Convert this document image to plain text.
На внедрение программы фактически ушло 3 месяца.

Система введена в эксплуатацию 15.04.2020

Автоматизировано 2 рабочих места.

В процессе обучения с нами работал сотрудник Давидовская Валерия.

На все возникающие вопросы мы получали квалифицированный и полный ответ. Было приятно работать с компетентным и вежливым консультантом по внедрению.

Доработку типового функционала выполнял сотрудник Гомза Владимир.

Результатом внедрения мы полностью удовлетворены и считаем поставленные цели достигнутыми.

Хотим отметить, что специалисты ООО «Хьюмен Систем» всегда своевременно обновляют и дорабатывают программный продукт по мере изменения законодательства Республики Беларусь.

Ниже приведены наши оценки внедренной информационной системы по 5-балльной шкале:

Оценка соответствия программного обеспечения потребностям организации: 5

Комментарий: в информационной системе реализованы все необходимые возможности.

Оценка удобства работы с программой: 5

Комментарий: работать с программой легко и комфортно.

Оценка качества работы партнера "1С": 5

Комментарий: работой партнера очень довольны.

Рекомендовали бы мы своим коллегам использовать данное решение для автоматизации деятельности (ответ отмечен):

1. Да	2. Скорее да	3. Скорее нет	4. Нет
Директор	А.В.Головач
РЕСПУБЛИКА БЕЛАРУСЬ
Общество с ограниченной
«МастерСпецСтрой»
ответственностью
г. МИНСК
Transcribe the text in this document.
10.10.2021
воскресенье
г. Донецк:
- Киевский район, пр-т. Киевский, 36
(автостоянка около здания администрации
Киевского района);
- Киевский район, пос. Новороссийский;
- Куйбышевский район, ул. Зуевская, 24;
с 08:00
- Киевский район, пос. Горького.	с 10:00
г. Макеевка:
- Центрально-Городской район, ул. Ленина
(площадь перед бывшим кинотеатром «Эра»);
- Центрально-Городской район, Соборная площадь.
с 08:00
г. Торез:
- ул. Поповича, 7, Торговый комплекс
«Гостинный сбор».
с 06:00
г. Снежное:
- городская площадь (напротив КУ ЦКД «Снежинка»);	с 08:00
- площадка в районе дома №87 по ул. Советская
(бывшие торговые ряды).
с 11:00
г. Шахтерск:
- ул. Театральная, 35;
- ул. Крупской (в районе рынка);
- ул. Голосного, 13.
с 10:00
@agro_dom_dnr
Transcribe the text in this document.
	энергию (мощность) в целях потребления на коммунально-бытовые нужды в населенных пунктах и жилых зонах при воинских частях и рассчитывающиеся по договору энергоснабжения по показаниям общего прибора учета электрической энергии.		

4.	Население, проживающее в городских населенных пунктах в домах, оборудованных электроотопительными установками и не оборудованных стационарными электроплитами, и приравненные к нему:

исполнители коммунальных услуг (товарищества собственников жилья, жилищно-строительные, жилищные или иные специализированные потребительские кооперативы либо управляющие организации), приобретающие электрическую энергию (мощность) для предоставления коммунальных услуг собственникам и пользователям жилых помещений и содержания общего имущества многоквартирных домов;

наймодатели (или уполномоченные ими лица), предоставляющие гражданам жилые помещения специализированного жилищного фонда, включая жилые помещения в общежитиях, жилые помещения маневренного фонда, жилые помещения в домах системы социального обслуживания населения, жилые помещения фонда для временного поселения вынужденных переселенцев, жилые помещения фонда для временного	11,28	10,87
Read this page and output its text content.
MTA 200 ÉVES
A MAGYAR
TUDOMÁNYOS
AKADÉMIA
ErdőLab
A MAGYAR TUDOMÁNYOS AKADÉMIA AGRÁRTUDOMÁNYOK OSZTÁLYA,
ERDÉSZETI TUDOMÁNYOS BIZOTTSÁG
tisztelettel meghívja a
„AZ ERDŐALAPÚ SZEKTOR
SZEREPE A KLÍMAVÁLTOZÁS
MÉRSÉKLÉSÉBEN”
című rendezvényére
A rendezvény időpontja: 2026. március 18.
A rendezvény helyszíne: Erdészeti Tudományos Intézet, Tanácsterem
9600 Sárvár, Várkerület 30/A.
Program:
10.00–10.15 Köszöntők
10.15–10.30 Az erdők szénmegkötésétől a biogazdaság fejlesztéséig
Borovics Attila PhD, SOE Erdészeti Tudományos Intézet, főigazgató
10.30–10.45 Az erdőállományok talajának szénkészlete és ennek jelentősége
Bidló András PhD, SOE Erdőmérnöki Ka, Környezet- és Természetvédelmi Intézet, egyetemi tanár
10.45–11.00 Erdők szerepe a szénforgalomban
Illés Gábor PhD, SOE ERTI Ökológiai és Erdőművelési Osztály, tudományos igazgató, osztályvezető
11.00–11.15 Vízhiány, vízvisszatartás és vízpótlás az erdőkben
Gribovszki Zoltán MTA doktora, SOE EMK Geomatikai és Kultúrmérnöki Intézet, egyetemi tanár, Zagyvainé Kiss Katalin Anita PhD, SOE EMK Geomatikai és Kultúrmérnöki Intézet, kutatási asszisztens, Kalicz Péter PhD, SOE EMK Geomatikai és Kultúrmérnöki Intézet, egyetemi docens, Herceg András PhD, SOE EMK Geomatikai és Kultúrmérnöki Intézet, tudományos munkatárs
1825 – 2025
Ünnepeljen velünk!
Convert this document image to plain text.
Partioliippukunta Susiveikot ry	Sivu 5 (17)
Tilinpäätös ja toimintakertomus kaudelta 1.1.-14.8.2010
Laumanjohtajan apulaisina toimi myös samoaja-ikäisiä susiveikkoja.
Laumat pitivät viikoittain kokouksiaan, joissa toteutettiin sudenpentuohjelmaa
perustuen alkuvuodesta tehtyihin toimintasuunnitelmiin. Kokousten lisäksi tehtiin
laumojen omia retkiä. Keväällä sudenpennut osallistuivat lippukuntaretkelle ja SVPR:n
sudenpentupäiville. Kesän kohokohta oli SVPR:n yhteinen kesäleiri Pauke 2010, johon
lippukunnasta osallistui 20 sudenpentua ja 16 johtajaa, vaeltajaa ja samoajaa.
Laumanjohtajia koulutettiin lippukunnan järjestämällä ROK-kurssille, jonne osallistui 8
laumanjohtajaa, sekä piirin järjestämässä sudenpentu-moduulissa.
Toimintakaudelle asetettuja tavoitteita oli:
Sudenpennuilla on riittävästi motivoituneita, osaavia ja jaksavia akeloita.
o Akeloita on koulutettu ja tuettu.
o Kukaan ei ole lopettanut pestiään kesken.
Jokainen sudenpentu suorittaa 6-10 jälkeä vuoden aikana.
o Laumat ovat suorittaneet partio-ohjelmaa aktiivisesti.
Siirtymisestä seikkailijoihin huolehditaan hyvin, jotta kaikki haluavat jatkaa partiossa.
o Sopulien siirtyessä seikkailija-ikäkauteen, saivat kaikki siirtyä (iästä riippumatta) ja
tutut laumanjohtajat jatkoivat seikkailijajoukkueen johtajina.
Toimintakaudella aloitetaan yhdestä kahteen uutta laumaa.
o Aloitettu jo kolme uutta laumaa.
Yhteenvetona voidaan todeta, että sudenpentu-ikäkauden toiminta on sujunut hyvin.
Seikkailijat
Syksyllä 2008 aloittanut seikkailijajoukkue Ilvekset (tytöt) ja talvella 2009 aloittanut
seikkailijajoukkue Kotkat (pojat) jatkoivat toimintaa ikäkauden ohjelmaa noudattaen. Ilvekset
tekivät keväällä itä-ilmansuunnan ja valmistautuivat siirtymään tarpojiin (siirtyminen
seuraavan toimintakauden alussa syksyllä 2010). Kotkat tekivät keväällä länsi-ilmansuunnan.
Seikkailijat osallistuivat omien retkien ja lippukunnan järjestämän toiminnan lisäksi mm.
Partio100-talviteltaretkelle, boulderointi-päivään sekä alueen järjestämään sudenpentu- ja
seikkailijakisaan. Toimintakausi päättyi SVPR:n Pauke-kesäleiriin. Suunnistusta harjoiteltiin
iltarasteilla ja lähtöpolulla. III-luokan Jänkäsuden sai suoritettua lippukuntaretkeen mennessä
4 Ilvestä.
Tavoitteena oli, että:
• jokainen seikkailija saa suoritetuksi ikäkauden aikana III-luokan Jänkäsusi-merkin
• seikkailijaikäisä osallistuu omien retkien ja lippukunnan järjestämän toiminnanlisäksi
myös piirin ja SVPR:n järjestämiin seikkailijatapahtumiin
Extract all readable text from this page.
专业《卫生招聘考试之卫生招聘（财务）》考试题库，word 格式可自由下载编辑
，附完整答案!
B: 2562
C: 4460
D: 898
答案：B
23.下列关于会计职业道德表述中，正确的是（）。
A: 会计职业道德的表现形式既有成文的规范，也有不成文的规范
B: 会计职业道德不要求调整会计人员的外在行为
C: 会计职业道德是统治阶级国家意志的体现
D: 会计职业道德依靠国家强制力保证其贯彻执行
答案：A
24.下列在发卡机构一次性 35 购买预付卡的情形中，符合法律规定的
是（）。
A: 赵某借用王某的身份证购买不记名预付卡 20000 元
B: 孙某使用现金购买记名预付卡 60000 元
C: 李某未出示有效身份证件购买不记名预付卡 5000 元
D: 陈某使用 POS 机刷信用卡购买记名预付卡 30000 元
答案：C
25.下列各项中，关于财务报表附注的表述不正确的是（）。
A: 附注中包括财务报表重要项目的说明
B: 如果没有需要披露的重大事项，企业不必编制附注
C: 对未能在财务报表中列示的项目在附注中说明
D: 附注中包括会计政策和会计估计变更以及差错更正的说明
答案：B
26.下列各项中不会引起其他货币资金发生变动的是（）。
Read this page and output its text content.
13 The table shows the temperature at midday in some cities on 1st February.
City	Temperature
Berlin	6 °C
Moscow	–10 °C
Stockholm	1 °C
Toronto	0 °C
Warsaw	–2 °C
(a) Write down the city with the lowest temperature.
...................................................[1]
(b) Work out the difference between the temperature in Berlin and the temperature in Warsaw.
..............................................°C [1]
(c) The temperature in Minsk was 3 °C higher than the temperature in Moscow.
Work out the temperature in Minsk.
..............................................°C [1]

===

TASK DETAILS:
The lines to collect are those holding the string "MAGYAR"; copy them all.

RESPONSE TO THE EXERCISE:
A MAGYAR
A MAGYAR TUDOMÁNYOS AKADÉMIA AGRÁRTUDOMÁNYOK OSZTÁLYA,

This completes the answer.